Saved entries
****************
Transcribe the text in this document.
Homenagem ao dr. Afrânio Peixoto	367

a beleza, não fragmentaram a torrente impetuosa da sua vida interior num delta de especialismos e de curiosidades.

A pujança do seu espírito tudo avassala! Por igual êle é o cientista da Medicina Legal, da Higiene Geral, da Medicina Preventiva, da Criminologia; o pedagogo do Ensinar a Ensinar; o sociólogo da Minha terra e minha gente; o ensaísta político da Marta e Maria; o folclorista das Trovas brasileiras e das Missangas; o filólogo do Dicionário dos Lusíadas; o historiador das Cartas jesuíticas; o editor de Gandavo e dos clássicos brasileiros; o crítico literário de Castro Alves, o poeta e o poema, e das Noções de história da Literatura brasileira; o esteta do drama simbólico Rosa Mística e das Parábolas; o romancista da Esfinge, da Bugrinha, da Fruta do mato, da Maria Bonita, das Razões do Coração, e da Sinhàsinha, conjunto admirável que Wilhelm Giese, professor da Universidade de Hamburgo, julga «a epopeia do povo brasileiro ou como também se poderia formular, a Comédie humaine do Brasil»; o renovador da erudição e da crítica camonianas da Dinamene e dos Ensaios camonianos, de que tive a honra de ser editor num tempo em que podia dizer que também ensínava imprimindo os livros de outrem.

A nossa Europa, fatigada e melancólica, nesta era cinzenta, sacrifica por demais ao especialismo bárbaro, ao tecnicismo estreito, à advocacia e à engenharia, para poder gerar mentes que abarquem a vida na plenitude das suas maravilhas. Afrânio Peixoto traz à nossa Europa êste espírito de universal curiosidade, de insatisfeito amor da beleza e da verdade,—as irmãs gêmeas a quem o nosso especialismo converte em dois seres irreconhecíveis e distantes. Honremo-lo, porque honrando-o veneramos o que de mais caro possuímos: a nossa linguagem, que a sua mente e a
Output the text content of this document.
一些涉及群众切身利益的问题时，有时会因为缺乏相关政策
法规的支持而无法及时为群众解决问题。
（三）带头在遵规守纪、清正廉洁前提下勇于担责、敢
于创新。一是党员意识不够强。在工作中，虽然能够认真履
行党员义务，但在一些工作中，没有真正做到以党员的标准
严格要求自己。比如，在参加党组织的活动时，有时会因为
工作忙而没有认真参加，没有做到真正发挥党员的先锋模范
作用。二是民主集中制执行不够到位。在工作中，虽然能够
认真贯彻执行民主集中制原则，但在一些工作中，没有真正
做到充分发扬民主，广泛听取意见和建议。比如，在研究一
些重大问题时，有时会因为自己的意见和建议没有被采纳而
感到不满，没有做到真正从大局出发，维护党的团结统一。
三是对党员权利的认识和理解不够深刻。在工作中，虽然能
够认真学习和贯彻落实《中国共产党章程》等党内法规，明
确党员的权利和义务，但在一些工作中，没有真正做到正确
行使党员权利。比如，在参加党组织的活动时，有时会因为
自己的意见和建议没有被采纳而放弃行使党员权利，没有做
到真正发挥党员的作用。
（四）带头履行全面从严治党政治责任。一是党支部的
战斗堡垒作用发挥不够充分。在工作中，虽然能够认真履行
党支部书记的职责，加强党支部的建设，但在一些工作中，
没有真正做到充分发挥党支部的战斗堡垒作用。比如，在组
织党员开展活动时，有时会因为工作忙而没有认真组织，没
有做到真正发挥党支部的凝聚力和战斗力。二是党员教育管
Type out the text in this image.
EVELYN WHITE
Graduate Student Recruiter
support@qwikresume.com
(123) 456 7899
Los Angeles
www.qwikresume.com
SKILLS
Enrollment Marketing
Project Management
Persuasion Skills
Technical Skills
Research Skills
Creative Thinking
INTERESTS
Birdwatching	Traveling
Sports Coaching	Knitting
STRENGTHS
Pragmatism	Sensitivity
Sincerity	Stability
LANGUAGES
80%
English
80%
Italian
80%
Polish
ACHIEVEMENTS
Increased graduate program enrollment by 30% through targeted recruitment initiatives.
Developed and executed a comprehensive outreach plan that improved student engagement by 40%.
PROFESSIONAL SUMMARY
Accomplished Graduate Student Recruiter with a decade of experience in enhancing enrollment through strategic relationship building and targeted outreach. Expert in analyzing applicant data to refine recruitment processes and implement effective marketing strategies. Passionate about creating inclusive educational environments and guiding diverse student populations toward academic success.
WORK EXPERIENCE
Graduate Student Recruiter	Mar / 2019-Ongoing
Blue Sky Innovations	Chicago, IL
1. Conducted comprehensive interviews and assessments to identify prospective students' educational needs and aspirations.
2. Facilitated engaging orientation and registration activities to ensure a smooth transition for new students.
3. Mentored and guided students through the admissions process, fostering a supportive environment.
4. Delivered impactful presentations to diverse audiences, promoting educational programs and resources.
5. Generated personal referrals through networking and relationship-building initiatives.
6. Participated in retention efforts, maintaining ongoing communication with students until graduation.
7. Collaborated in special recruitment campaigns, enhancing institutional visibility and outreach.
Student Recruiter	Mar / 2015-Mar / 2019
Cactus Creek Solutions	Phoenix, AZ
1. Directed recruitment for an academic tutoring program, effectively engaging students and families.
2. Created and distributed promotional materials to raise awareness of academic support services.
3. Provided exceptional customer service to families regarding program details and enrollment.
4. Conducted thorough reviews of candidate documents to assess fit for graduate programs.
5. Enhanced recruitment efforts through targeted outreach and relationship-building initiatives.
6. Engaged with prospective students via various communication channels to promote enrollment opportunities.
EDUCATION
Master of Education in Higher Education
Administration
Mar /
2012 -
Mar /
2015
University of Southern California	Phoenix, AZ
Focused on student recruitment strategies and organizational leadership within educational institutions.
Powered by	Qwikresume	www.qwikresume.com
****************
== INSTRUCTION ==
Count how many lines include the string "initiatives". Nothing but the number is needed.

== TASK ANSWER ==
3